Written request:
Transcribe every entry word for word. Skip the pictures.

=== Provided data ===

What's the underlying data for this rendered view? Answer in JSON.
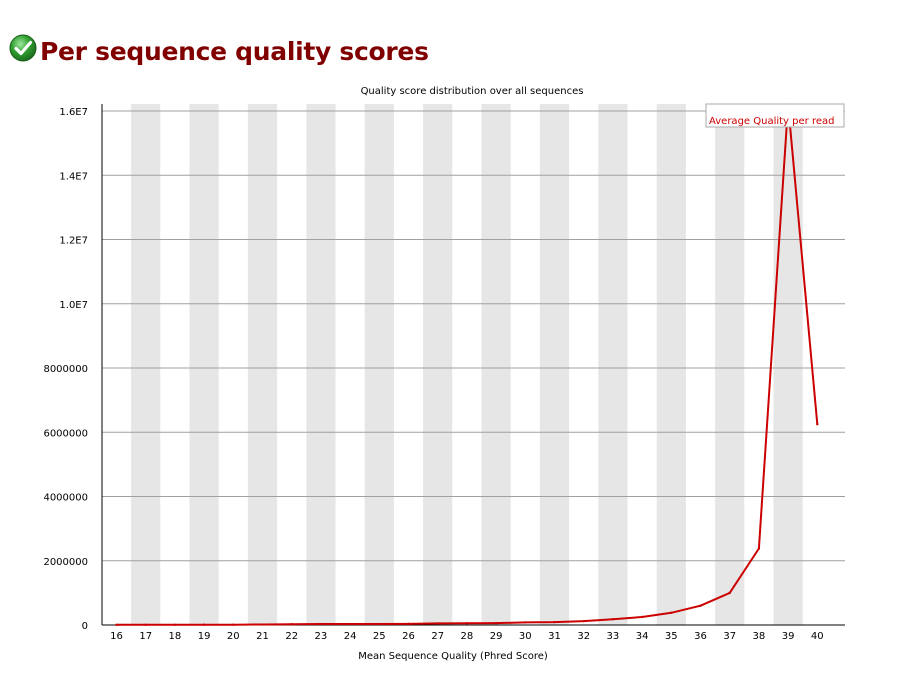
{
  "header": {
    "status_icon": "check-circle-icon",
    "status_color": "#2e9e2e",
    "title": "Per sequence quality scores"
  },
  "chart_data": {
    "type": "line",
    "title": "Quality score distribution over all sequences",
    "xlabel": "Mean Sequence Quality (Phred Score)",
    "ylabel": "",
    "x": [
      16,
      17,
      18,
      19,
      20,
      21,
      22,
      23,
      24,
      25,
      26,
      27,
      28,
      29,
      30,
      31,
      32,
      33,
      34,
      35,
      36,
      37,
      38,
      39,
      40
    ],
    "ylim": [
      0,
      16000000
    ],
    "yticks": [
      0,
      2000000,
      4000000,
      6000000,
      8000000,
      10000000,
      12000000,
      14000000,
      16000000
    ],
    "ytick_labels": [
      "0",
      "2000000",
      "4000000",
      "6000000",
      "8000000",
      "1.0E7",
      "1.2E7",
      "1.4E7",
      "1.6E7"
    ],
    "series": [
      {
        "name": "Average Quality per read",
        "color": "#cc0000",
        "values": [
          5000,
          5000,
          6000,
          8000,
          10000,
          15000,
          25000,
          30000,
          30000,
          30000,
          35000,
          50000,
          55000,
          60000,
          80000,
          90000,
          120000,
          180000,
          250000,
          380000,
          600000,
          1000000,
          2380000,
          16200000,
          6250000
        ]
      }
    ],
    "legend_position": "top-right",
    "grid": true,
    "band_colors": [
      "#ffffff",
      "#e6e6e6"
    ]
  }
}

===

Written reply:
What's the underlying data for this rendered view? Answer in JSON.
{
  "header": {
    "status_icon": "check-circle-icon",
    "status_color": "#2e9e2e",
    "title": "Per sequence quality scores"
  },
  "chart_data": {
    "type": "line",
    "title": "Quality score distribution over all sequences",
    "xlabel": "Mean Sequence Quality (Phred Score)",
    "ylabel": "",
    "x": [
      16,
      17,
      18,
      19,
      20,
      21,
      22,
      23,
      24,
      25,
      26,
      27,
      28,
      29,
      30,
      31,
      32,
      33,
      34,
      35,
      36,
      37,
      38,
      39,
      40
    ],
    "ylim": [
      0,
      16000000
    ],
    "yticks": [
      0,
      2000000,
      4000000,
      6000000,
      8000000,
      10000000,
      12000000,
      14000000,
      16000000
    ],
    "ytick_labels": [
      "0",
      "2000000",
      "4000000",
      "6000000",
      "8000000",
      "1.0E7",
      "1.2E7",
      "1.4E7",
      "1.6E7"
    ],
    "series": [
      {
        "name": "Average Quality per read",
        "color": "#cc0000",
        "values": [
          5000,
          5000,
          6000,
          8000,
          10000,
          15000,
          25000,
          30000,
          30000,
          30000,
          35000,
          50000,
          55000,
          60000,
          80000,
          90000,
          120000,
          180000,
          250000,
          380000,
          600000,
          1000000,
          2380000,
          16200000,
          6250000
        ]
      }
    ],
    "legend_position": "top-right",
    "grid": true,
    "band_colors": [
      "#ffffff",
      "#e6e6e6"
    ]
  }
}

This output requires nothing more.